▶ EXERCISE AIM
Below is a listing. Gather each line of it that contains "name".

▶ ITEMS

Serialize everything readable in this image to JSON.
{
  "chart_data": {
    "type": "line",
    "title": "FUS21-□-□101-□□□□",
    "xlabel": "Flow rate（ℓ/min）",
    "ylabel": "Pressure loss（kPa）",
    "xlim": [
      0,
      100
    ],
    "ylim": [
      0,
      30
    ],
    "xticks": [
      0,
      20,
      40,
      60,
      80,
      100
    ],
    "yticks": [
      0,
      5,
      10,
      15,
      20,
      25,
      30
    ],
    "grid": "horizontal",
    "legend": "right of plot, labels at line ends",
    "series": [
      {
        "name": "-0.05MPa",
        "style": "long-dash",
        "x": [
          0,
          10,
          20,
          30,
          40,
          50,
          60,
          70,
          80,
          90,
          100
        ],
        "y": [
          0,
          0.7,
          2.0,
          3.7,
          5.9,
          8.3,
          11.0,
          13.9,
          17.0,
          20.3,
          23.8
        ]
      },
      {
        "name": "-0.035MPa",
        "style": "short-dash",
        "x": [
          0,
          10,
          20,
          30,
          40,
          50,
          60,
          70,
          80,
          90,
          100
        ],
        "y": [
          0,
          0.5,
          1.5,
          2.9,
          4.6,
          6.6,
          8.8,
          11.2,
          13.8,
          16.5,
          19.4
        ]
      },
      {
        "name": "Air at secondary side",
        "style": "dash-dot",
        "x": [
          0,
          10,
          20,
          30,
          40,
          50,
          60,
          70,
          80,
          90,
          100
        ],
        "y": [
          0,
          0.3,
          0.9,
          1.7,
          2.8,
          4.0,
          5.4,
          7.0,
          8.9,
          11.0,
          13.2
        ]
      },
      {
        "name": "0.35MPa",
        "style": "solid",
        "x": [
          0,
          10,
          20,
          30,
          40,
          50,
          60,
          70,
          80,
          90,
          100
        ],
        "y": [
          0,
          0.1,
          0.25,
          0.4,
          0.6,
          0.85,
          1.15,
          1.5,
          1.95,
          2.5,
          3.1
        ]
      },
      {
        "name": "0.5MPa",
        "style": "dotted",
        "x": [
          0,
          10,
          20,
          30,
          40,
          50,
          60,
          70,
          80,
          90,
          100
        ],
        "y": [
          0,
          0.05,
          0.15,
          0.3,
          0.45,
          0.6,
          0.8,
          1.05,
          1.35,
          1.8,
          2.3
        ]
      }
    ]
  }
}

▶ FINISHED TASK
        "name": "-0.05MPa",
        "name": "-0.035MPa",
        "name": "Air at secondary side",
        "name": "0.35MPa",
        "name": "0.5MPa",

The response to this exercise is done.